▶ _Records to use_:
◇ ◇ ◇

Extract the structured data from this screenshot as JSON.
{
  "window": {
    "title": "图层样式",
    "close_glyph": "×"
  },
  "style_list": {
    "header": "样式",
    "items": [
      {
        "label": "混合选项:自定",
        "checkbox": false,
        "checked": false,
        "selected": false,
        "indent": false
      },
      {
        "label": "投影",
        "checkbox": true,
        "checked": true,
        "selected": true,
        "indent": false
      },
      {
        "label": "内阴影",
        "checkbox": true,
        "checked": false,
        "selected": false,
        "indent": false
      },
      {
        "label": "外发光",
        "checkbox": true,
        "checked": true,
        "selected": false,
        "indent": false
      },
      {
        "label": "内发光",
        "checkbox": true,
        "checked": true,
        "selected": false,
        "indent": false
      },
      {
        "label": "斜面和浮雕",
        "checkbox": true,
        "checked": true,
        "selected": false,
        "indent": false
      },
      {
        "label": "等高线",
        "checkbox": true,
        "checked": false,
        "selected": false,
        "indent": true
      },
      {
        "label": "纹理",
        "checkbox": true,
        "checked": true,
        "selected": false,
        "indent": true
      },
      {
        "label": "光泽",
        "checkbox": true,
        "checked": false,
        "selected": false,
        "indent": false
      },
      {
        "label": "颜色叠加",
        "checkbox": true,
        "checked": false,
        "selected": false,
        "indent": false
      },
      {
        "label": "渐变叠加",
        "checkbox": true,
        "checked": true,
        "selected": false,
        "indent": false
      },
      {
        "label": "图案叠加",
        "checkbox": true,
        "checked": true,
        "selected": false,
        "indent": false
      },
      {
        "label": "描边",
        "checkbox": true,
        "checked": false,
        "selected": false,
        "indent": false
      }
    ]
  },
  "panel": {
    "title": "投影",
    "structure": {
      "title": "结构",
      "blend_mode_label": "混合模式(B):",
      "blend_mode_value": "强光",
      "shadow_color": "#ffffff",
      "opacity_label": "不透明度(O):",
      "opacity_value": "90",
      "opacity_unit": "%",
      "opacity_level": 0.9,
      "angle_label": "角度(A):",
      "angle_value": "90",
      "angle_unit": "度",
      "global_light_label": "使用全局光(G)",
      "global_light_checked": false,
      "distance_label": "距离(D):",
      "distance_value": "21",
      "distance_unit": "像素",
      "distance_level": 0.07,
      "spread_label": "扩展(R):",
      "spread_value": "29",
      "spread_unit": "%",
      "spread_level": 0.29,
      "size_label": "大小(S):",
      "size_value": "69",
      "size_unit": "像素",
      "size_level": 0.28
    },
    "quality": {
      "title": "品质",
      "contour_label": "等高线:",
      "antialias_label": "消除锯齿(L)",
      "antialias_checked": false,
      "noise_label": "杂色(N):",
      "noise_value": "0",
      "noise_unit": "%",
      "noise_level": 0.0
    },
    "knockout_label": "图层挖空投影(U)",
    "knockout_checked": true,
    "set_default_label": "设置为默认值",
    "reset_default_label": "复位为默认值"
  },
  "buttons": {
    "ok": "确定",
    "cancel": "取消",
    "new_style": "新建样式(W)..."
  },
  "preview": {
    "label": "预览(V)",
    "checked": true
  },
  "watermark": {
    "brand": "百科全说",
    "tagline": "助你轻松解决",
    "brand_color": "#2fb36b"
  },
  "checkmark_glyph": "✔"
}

◇ ◇ ◇

Across the entries above, how many lines contain "title"? Provide only the count.

▶ _Written solution_: 4